(Saved entries)
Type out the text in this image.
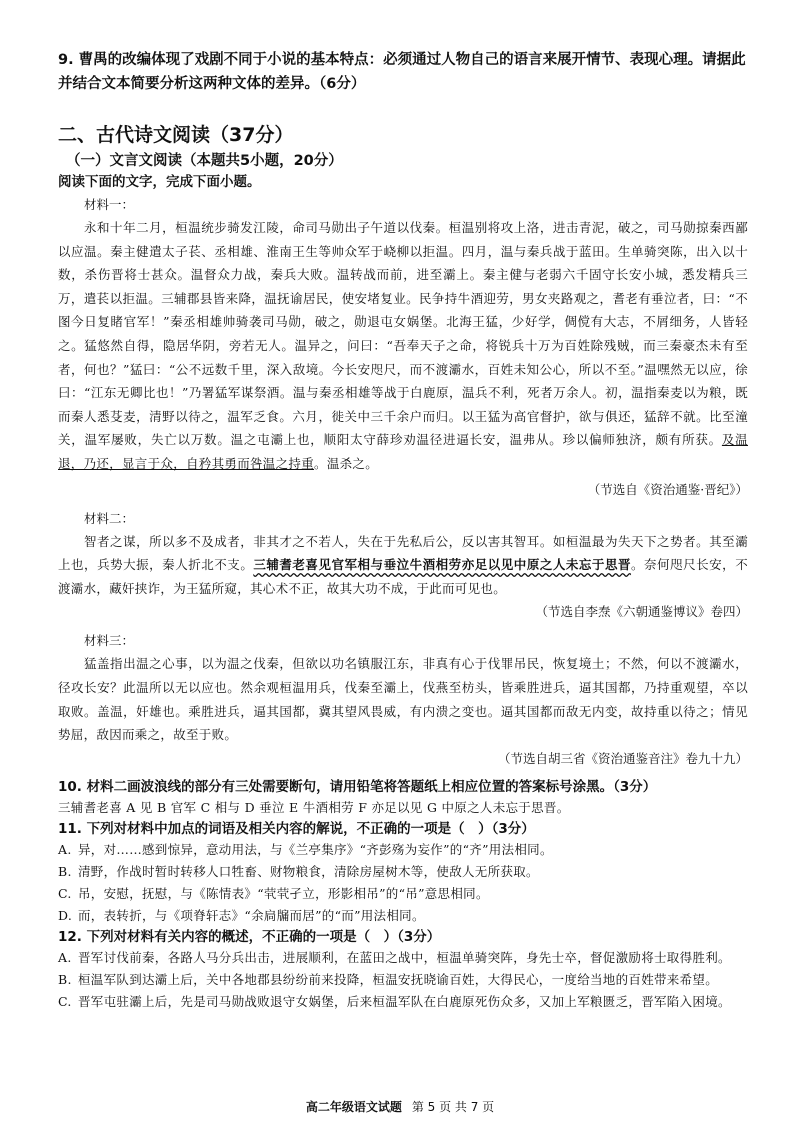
9. 曹禺的改编体现了戏剧不同于小说的基本特点：必须通过人物自己的语言来展开情节、表现心理。请据此并结合文本简要分析这两种文体的差异。（6分）

二、古代诗文阅读（37分）
（一）文言文阅读（本题共5小题，20分）
阅读下面的文字，完成下面小题。
材料一：

永和十年二月，桓温统步骑发江陵，命司马勋出子午道以伐秦。桓温别将攻上洛，进击青泥，破之，司马勋掠秦西鄙以应温。秦主健遣太子苌、丞相雄、淮南王生等帅众军于峣柳以拒温。四月，温与秦兵战于蓝田。生单骑突陈，出入以十数，杀伤晋将士甚众。温督众力战，秦兵大败。温转战而前，进至灞上。秦主健与老弱六千固守长安小城，悉发精兵三万，遣苌以拒温。三辅郡县皆来降，温抚谕居民，使安堵复业。民争持牛酒迎劳，男女夹路观之，耆老有垂泣者，曰：“不图今日复睹官军！”秦丞相雄帅骑袭司马勋，破之，勋退屯女娲堡。北海王猛，少好学，倜傥有大志，不屑细务，人皆轻之。猛悠然自得，隐居华阴，旁若无人。温异之，问曰：“吾奉天子之命，将锐兵十万为百姓除残贼，而三秦豪杰未有至者，何也？”猛曰：“公不远数千里，深入敌境。今长安咫尺，而不渡灞水，百姓未知公心，所以不至。”温嘿然无以应，徐曰：“江东无卿比也！”乃署猛军谋祭酒。温与秦丞相雄等战于白鹿原，温兵不利，死者万余人。初，温指秦麦以为粮，既而秦人悉芟麦，清野以待之，温军乏食。六月，徙关中三千余户而归。以王猛为高官督护，欲与俱还，猛辞不就。比至潼关，温军屡败，失亡以万数。温之屯灞上也，顺阳太守薛珍劝温径进逼长安，温弗从。珍以偏师独济，颇有所获。及温退，乃还，显言于众，自矜其勇而咎温之持重。温杀之。

（节选自《资治通鉴·晋纪》）
材料二：

智者之谋，所以多不及成者，非其才之不若人，失在于先私后公，反以害其智耳。如桓温最为失天下之势者。其至灞上也，兵势大振，秦人折北不支。三辅耆老喜见官军相与垂泣牛酒相劳亦足以见中原之人未忘于思晋。奈何咫尺长安，不渡灞水，藏奸挟诈，为王猛所窥，其心术不正，故其大功不成，于此而可见也。

（节选自李焘《六朝通鉴博议》卷四）
材料三：

猛盖指出温之心事，以为温之伐秦，但欲以功名镇服江东，非真有心于伐罪吊民，恢复境土；不然，何以不渡灞水，径攻长安？此温所以无以应也。然余观桓温用兵，伐秦至灞上，伐燕至枋头，皆乘胜进兵，逼其国都，乃持重观望，卒以取败。盖温，奸雄也。乘胜进兵，逼其国都，冀其望风畏威，有内溃之变也。逼其国都而敌无内变，故持重以待之；情见势屈，敌因而乘之，故至于败。

（节选自胡三省《资治通鉴音注》卷九十九）

10. 材料二画波浪线的部分有三处需要断句，请用铅笔将答题纸上相应位置的答案标号涂黑。（3分）

三辅耆老喜 A 见 B 官军 C 相与 D 垂泣 E 牛酒相劳 F 亦足以见 G 中原之人未忘于思晋。

11. 下列对材料中加点的词语及相关内容的解说，不正确的一项是（　）（3分）

A. 异，对……感到惊异，意动用法，与《兰亭集序》“齐彭殇为妄作”的“齐”用法相同。

B. 清野，作战时暂时转移人口牲畜、财物粮食，清除房屋树木等，使敌人无所获取。

C. 吊，安慰，抚慰，与《陈情表》“茕茕孑立，形影相吊”的“吊”意思相同。

D. 而，表转折，与《项脊轩志》“余扃牖而居”的“而”用法相同。

12. 下列对材料有关内容的概述，不正确的一项是（　）（3分）

A. 晋军讨伐前秦，各路人马分兵出击，进展顺利，在蓝田之战中，桓温单骑突阵，身先士卒，督促激励将士取得胜利。

B. 桓温军队到达灞上后，关中各地郡县纷纷前来投降，桓温安抚晓谕百姓，大得民心，一度给当地的百姓带来希望。

C. 晋军屯驻灞上后，先是司马勋战败退守女娲堡，后来桓温军队在白鹿原死伤众多，又加上军粮匮乏，晋军陷入困境。

高二年级语文试题 第 5 页 共 7 页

BRIEF: Copy out each line of the data containing the string "用法相同".

ANSWER IN FULL:
A. 异，对……感到惊异，意动用法，与《兰亭集序》“齐彭殇为妄作”的“齐”用法相同。
D. 而，表转折，与《项脊轩志》“余扃牖而居”的“而”用法相同。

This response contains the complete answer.